Provided material
◇ ◇ ◇
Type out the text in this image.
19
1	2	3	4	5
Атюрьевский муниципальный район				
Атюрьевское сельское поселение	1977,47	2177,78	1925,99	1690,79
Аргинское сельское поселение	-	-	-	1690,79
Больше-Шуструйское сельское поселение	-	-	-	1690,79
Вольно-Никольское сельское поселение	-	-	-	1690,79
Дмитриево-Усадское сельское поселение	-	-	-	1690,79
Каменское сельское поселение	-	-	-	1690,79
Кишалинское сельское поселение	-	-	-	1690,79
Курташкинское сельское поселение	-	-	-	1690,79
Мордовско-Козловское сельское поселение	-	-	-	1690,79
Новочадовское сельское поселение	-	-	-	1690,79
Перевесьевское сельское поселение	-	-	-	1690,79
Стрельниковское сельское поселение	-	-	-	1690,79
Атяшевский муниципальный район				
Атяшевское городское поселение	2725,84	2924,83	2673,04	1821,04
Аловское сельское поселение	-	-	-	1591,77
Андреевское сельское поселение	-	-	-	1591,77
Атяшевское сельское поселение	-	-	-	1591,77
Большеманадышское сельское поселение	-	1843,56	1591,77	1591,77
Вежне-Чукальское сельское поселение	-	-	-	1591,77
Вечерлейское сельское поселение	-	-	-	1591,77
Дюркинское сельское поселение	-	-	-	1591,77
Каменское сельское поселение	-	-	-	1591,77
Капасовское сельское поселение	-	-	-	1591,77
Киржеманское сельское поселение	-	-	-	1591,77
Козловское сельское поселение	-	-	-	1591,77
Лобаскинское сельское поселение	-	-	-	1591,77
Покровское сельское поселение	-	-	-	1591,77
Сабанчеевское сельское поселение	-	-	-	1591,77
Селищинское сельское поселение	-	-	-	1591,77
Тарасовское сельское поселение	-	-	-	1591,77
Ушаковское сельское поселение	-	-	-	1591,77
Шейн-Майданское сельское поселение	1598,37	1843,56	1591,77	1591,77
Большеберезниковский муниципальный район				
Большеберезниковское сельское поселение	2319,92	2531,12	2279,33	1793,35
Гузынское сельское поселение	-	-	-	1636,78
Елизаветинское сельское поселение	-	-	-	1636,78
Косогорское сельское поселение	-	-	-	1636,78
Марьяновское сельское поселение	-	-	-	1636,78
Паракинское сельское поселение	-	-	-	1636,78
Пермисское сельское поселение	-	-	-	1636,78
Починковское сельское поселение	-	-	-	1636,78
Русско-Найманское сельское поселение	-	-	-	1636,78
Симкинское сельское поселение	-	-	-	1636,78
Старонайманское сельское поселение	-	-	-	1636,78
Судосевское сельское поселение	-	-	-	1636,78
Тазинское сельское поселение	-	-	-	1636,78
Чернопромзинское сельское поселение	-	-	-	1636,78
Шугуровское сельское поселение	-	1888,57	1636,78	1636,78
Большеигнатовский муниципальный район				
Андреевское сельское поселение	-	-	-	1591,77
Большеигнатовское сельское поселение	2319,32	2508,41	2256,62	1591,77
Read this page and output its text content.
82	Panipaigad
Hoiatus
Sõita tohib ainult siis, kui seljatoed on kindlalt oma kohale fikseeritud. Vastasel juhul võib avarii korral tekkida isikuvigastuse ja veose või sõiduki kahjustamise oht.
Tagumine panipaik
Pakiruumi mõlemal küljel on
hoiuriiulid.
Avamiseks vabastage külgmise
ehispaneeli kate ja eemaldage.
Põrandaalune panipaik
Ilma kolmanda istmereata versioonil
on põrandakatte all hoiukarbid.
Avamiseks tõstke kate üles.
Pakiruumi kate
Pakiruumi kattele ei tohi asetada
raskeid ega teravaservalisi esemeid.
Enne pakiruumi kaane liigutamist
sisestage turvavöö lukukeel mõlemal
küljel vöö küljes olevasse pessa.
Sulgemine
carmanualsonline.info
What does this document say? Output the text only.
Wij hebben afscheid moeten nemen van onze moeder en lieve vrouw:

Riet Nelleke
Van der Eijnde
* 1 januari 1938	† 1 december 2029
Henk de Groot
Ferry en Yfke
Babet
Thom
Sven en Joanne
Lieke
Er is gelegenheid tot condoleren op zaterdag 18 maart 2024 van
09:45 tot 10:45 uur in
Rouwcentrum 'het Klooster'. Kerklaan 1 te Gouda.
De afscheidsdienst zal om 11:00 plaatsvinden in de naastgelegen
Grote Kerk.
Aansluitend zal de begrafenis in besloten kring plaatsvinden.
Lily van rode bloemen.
◇ ◇ ◇
Exercise task
Reproduce the entire listing word for word.

Result
Type out the text in this image.
19
1	2	3	4	5
Атюрьевский муниципальный район				
Атюрьевское сельское поселение	1977,47	2177,78	1925,99	1690,79
Аргинское сельское поселение	-	-	-	1690,79
Больше-Шуструйское сельское поселение	-	-	-	1690,79
Вольно-Никольское сельское поселение	-	-	-	1690,79
Дмитриево-Усадское сельское поселение	-	-	-	1690,79
Каменское сельское поселение	-	-	-	1690,79
Кишалинское сельское поселение	-	-	-	1690,79
Курташкинское сельское поселение	-	-	-	1690,79
Мордовско-Козловское сельское поселение	-	-	-	1690,79
Новочадовское сельское поселение	-	-	-	1690,79
Перевесьевское сельское поселение	-	-	-	1690,79
Стрельниковское сельское поселение	-	-	-	1690,79
Атяшевский муниципальный район				
Атяшевское городское поселение	2725,84	2924,83	2673,04	1821,04
Аловское сельское поселение	-	-	-	1591,77
Андреевское сельское поселение	-	-	-	1591,77
Атяшевское сельское поселение	-	-	-	1591,77
Большеманадышское сельское поселение	-	1843,56	1591,77	1591,77
Вежне-Чукальское сельское поселение	-	-	-	1591,77
Вечерлейское сельское поселение	-	-	-	1591,77
Дюркинское сельское поселение	-	-	-	1591,77
Каменское сельское поселение	-	-	-	1591,77
Капасовское сельское поселение	-	-	-	1591,77
Киржеманское сельское поселение	-	-	-	1591,77
Козловское сельское поселение	-	-	-	1591,77
Лобаскинское сельское поселение	-	-	-	1591,77
Покровское сельское поселение	-	-	-	1591,77
Сабанчеевское сельское поселение	-	-	-	1591,77
Селищинское сельское поселение	-	-	-	1591,77
Тарасовское сельское поселение	-	-	-	1591,77
Ушаковское сельское поселение	-	-	-	1591,77
Шейн-Майданское сельское поселение	1598,37	1843,56	1591,77	1591,77
Большеберезниковский муниципальный район				
Большеберезниковское сельское поселение	2319,92	2531,12	2279,33	1793,35
Гузынское сельское поселение	-	-	-	1636,78
Елизаветинское сельское поселение	-	-	-	1636,78
Косогорское сельское поселение	-	-	-	1636,78
Марьяновское сельское поселение	-	-	-	1636,78
Паракинское сельское поселение	-	-	-	1636,78
Пермисское сельское поселение	-	-	-	1636,78
Починковское сельское поселение	-	-	-	1636,78
Русско-Найманское сельское поселение	-	-	-	1636,78
Симкинское сельское поселение	-	-	-	1636,78
Старонайманское сельское поселение	-	-	-	1636,78
Судосевское сельское поселение	-	-	-	1636,78
Тазинское сельское поселение	-	-	-	1636,78
Чернопромзинское сельское поселение	-	-	-	1636,78
Шугуровское сельское поселение	-	1888,57	1636,78	1636,78
Большеигнатовский муниципальный район				
Андреевское сельское поселение	-	-	-	1591,77
Большеигнатовское сельское поселение	2319,32	2508,41	2256,62	1591,77
Read this page and output its text content.
82	Panipaigad
Hoiatus
Sõita tohib ainult siis, kui seljatoed on kindlalt oma kohale fikseeritud. Vastasel juhul võib avarii korral tekkida isikuvigastuse ja veose või sõiduki kahjustamise oht.
Tagumine panipaik
Pakiruumi mõlemal küljel on
hoiuriiulid.
Avamiseks vabastage külgmise
ehispaneeli kate ja eemaldage.
Põrandaalune panipaik
Ilma kolmanda istmereata versioonil
on põrandakatte all hoiukarbid.
Avamiseks tõstke kate üles.
Pakiruumi kate
Pakiruumi kattele ei tohi asetada
raskeid ega teravaservalisi esemeid.
Enne pakiruumi kaane liigutamist
sisestage turvavöö lukukeel mõlemal
küljel vöö küljes olevasse pessa.
Sulgemine
carmanualsonline.info
What does this document say? Output the text only.
Wij hebben afscheid moeten nemen van onze moeder en lieve vrouw:

Riet Nelleke
Van der Eijnde
* 1 januari 1938	† 1 december 2029
Henk de Groot
Ferry en Yfke
Babet
Thom
Sven en Joanne
Lieke
Er is gelegenheid tot condoleren op zaterdag 18 maart 2024 van
09:45 tot 10:45 uur in
Rouwcentrum 'het Klooster'. Kerklaan 1 te Gouda.
De afscheidsdienst zal om 11:00 plaatsvinden in de naastgelegen
Grote Kerk.
Aansluitend zal de begrafenis in besloten kring plaatsvinden.
Lily van rode bloemen.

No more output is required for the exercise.